**PROBLEM REQUIREMENTS**.
All lines in the data bearing the string "selection" should be identified and copied.

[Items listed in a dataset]
-=-=-
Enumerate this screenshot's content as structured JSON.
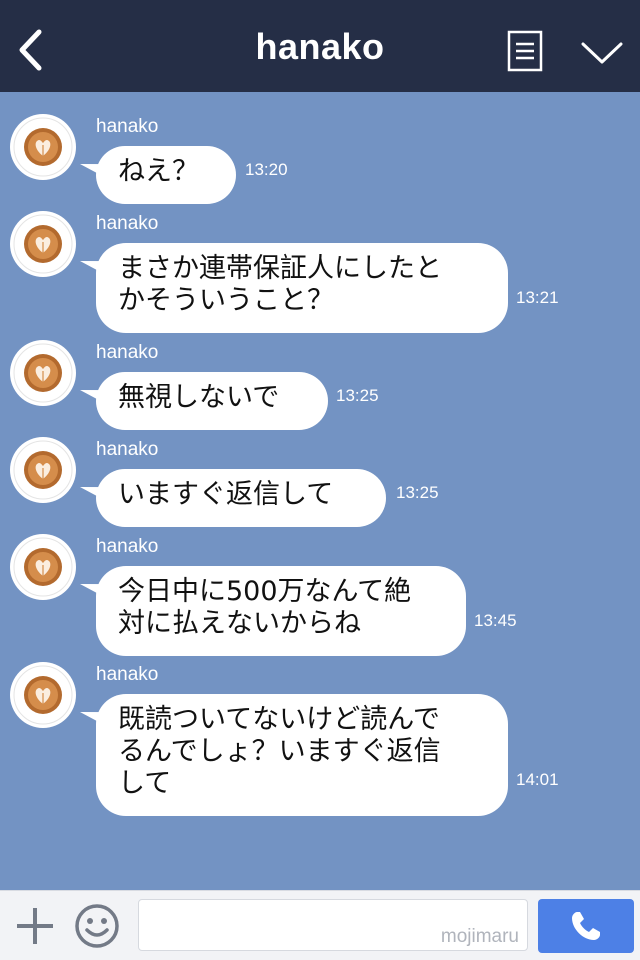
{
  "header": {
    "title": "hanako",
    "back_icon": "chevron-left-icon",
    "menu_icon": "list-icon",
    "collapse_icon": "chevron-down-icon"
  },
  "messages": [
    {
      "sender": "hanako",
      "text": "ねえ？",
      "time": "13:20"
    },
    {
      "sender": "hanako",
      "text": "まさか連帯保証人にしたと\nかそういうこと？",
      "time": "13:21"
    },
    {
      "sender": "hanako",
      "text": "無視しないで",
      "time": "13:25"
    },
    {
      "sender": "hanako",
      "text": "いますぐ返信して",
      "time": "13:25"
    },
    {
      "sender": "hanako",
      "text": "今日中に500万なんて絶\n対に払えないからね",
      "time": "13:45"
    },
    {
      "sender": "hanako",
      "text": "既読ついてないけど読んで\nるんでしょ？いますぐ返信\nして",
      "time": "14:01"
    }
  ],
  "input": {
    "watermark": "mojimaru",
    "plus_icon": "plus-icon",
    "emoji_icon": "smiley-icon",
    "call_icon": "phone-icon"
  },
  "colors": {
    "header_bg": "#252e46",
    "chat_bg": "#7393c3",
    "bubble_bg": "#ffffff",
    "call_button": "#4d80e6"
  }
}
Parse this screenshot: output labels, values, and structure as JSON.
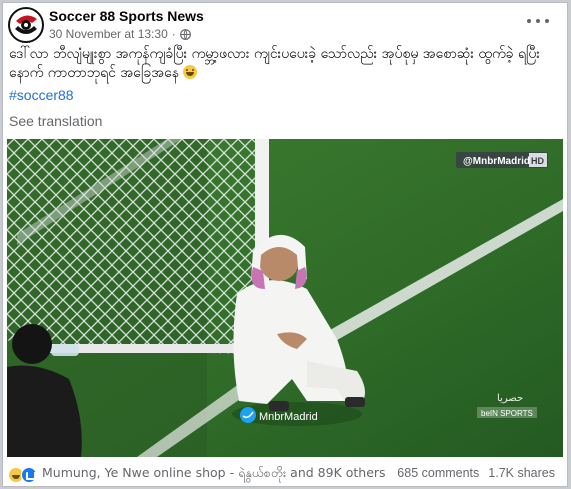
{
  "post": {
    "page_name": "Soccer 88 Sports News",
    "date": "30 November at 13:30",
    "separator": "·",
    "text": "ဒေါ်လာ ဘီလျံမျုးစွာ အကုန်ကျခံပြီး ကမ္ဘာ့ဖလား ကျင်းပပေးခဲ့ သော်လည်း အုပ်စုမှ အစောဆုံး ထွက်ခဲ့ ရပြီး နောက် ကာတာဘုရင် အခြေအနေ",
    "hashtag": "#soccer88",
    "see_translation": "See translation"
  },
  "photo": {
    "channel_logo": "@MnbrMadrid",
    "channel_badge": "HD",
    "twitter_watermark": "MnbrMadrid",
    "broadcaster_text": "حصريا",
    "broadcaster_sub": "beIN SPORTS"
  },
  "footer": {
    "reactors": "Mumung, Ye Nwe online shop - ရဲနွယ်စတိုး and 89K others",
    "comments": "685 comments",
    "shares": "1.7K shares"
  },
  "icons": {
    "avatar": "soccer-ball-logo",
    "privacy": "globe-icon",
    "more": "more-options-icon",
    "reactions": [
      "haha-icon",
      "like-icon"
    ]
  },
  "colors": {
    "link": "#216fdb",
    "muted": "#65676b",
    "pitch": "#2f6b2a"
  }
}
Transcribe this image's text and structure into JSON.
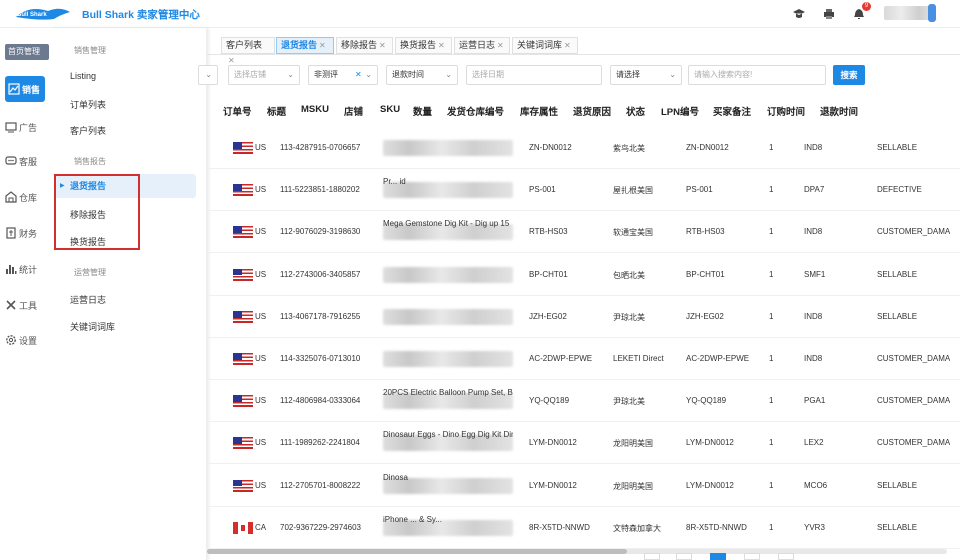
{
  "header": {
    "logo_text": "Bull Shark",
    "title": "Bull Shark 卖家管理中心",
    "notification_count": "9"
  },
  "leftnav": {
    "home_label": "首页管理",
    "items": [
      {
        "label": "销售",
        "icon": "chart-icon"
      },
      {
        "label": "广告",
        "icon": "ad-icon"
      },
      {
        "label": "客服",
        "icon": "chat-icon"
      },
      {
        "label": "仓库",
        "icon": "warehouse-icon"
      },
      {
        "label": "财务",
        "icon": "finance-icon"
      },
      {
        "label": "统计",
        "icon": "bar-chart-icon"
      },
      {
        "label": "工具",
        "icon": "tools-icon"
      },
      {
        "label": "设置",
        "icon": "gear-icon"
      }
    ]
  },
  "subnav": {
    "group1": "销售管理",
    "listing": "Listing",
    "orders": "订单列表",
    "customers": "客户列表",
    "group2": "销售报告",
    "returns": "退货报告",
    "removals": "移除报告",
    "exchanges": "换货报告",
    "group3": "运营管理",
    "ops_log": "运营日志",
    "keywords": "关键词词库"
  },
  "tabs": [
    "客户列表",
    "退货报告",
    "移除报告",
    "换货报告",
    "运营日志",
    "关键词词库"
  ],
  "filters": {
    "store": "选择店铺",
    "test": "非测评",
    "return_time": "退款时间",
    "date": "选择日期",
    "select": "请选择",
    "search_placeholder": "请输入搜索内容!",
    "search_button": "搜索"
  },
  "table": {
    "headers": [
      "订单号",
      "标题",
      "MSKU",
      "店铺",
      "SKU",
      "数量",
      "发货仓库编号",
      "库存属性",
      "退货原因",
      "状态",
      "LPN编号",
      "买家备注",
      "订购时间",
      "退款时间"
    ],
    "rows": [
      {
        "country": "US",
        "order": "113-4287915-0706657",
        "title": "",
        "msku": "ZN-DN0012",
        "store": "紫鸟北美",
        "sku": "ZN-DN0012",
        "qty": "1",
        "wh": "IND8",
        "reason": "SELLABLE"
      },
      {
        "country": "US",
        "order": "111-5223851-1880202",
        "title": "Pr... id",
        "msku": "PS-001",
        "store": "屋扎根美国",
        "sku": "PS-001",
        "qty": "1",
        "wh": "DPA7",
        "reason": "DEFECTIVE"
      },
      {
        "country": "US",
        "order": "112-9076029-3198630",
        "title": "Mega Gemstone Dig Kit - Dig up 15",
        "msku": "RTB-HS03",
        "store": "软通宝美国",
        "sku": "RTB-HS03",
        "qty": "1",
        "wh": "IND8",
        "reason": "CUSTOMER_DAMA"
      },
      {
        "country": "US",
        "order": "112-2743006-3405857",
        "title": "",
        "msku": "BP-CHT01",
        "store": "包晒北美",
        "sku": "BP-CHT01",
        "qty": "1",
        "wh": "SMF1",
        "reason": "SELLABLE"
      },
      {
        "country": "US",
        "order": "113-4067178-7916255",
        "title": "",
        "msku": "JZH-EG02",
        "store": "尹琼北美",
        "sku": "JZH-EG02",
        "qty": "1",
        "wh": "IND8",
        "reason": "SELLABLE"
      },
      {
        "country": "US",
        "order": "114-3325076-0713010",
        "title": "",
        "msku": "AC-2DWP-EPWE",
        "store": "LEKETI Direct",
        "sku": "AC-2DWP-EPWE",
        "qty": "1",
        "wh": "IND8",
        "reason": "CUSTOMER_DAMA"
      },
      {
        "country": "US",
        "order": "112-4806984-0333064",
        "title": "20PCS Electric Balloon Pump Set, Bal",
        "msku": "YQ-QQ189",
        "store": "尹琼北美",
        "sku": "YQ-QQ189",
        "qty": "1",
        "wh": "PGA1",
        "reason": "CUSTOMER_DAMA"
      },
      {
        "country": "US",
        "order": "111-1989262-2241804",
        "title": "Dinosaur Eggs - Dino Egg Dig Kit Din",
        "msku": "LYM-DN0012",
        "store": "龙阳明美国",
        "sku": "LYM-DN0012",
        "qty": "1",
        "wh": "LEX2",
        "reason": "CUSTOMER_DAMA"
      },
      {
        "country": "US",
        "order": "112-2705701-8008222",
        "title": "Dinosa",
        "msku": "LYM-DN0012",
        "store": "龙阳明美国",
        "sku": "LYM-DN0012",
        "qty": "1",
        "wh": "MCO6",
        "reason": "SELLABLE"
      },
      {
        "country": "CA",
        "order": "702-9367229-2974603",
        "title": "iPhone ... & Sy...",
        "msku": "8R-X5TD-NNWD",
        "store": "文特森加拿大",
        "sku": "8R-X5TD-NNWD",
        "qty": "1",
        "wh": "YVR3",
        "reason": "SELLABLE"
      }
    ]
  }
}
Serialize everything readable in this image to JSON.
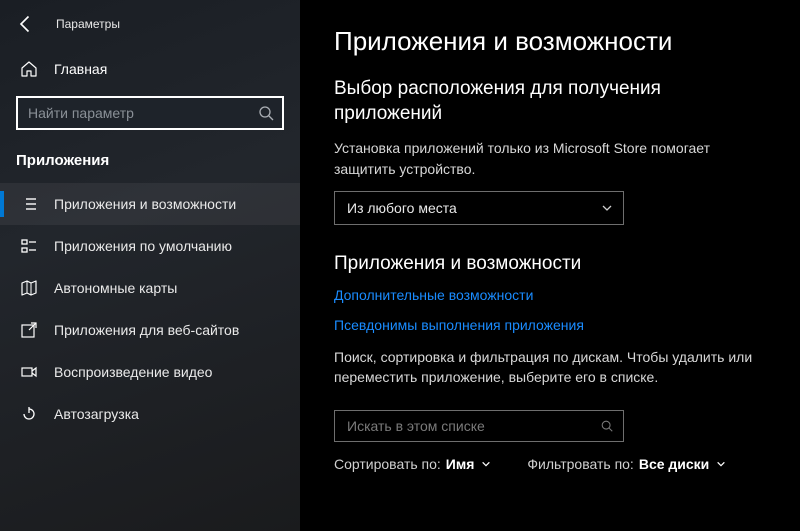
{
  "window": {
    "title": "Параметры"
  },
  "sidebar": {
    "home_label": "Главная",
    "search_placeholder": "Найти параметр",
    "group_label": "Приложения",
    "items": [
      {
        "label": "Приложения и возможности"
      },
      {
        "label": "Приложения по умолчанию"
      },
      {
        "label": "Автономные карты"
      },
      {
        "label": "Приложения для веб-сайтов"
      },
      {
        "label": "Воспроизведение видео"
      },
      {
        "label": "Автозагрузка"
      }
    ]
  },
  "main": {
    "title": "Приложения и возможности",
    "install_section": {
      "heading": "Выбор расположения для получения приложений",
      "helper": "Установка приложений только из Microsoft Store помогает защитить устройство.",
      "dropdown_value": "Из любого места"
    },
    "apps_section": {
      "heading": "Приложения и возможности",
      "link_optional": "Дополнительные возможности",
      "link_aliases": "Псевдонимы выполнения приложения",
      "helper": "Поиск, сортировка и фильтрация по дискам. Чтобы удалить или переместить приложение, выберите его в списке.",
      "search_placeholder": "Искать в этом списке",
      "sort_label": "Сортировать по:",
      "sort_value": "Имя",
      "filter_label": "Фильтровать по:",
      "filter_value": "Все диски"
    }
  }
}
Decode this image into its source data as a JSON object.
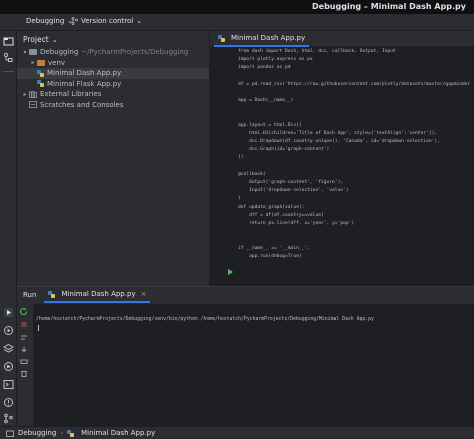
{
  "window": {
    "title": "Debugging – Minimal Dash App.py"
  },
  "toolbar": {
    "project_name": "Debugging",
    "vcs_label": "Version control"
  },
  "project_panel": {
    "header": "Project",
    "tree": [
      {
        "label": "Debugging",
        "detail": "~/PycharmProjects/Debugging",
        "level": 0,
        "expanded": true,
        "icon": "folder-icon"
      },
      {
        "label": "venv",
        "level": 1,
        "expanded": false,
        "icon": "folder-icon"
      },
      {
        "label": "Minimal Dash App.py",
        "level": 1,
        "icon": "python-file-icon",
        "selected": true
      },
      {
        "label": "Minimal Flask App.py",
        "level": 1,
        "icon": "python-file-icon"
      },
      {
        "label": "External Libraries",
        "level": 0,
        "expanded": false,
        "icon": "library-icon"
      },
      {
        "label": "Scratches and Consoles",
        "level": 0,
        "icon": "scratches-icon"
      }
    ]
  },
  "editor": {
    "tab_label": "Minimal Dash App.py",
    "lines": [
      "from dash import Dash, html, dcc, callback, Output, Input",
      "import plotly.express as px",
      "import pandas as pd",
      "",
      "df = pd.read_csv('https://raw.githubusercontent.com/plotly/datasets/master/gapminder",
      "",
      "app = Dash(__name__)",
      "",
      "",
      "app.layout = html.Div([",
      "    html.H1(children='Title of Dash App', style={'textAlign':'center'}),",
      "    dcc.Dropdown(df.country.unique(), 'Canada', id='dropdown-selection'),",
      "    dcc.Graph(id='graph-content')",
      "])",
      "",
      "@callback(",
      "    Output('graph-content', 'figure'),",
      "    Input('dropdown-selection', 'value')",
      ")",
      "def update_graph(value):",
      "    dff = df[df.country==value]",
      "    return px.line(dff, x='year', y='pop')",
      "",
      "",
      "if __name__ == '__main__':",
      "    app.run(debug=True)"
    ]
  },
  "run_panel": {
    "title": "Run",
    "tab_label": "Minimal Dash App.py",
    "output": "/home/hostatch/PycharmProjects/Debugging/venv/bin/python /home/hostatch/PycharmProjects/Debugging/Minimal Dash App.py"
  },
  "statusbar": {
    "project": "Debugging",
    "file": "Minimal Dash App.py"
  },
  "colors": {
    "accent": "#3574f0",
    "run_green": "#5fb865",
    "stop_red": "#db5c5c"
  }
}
-=-=-
**ANSWER IN FULL**.
      "    dcc.Dropdown(df.country.unique(), 'Canada', id='dropdown-selection'),",
      "    Input('dropdown-selection', 'value')",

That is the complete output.